§ Listing
★ ★ ★ ★
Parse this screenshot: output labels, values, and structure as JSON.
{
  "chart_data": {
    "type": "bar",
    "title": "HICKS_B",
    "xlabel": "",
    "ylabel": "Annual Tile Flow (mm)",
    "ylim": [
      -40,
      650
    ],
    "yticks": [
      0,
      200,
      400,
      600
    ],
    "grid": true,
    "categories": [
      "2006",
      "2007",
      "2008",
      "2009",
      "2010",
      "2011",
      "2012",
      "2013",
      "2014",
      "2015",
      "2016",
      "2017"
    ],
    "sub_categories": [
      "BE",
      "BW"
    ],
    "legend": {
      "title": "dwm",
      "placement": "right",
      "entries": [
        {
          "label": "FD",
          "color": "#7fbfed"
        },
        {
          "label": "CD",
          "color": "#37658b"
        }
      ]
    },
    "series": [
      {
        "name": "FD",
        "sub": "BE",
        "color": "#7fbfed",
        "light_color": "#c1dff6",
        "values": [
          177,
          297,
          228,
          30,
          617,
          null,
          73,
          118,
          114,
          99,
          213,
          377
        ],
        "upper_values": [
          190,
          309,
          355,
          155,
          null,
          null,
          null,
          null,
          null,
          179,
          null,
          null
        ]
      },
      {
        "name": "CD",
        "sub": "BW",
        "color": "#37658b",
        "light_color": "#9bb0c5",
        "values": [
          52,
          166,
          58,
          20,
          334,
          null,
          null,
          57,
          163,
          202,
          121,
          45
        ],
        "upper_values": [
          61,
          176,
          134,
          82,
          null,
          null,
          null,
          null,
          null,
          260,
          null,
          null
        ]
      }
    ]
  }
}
★ ★ ★ ★
§ Exercise brief
From the listing above, extract all records word for word.

§ Finished exercise
Parse this screenshot: output labels, values, and structure as JSON.
{
  "chart_data": {
    "type": "bar",
    "title": "HICKS_B",
    "xlabel": "",
    "ylabel": "Annual Tile Flow (mm)",
    "ylim": [
      -40,
      650
    ],
    "yticks": [
      0,
      200,
      400,
      600
    ],
    "grid": true,
    "categories": [
      "2006",
      "2007",
      "2008",
      "2009",
      "2010",
      "2011",
      "2012",
      "2013",
      "2014",
      "2015",
      "2016",
      "2017"
    ],
    "sub_categories": [
      "BE",
      "BW"
    ],
    "legend": {
      "title": "dwm",
      "placement": "right",
      "entries": [
        {
          "label": "FD",
          "color": "#7fbfed"
        },
        {
          "label": "CD",
          "color": "#37658b"
        }
      ]
    },
    "series": [
      {
        "name": "FD",
        "sub": "BE",
        "color": "#7fbfed",
        "light_color": "#c1dff6",
        "values": [
          177,
          297,
          228,
          30,
          617,
          null,
          73,
          118,
          114,
          99,
          213,
          377
        ],
        "upper_values": [
          190,
          309,
          355,
          155,
          null,
          null,
          null,
          null,
          null,
          179,
          null,
          null
        ]
      },
      {
        "name": "CD",
        "sub": "BW",
        "color": "#37658b",
        "light_color": "#9bb0c5",
        "values": [
          52,
          166,
          58,
          20,
          334,
          null,
          null,
          57,
          163,
          202,
          121,
          45
        ],
        "upper_values": [
          61,
          176,
          134,
          82,
          null,
          null,
          null,
          null,
          null,
          260,
          null,
          null
        ]
      }
    ]
  }
}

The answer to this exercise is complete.